### SET TASK
Lines that include the word "from" are the ones to copy.

==========

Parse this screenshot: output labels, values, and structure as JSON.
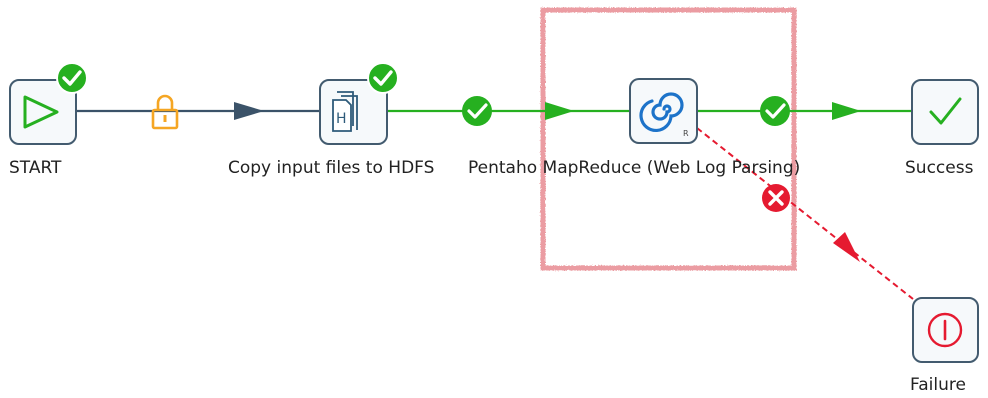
{
  "colors": {
    "hop_unconditional": "#3b5369",
    "hop_success": "#26b020",
    "hop_failure": "#e51a30",
    "node_border": "#435b6f",
    "node_fill": "#f6f9fb",
    "status_ok": "#26b020",
    "lock": "#f5a623",
    "highlight": "#e57b84",
    "start_icon": "#26b020",
    "job_icon": "#2e5b7a",
    "mapreduce_icon": "#1d73c9",
    "success_icon": "#26b020",
    "failure_icon": "#e51a30"
  },
  "nodes": [
    {
      "id": "start",
      "label": "START",
      "icon": "play-triangle-icon",
      "status": "success-check-badge-icon"
    },
    {
      "id": "copy",
      "label": "Copy input files to HDFS",
      "icon": "hadoop-copy-files-icon",
      "status": "success-check-badge-icon"
    },
    {
      "id": "mapreduce",
      "label": "Pentaho MapReduce (Web Log Parsing)",
      "icon": "mapreduce-swirl-icon",
      "sub_icon_text": "R"
    },
    {
      "id": "success",
      "label": "Success",
      "icon": "checkmark-icon"
    },
    {
      "id": "failure",
      "label": "Failure",
      "icon": "exclamation-circle-icon"
    }
  ],
  "hops": [
    {
      "from": "start",
      "to": "copy",
      "type": "unconditional",
      "marker": "lock-icon"
    },
    {
      "from": "copy",
      "to": "mapreduce",
      "type": "success",
      "marker": "check-circle-icon"
    },
    {
      "from": "mapreduce",
      "to": "success",
      "type": "success",
      "marker": "check-circle-icon"
    },
    {
      "from": "mapreduce",
      "to": "failure",
      "type": "failure",
      "marker": "x-circle-icon"
    }
  ]
}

==========

### WRITTEN ANSWER
      "from": "start",
      "from": "copy",
      "from": "mapreduce",
      "from": "mapreduce",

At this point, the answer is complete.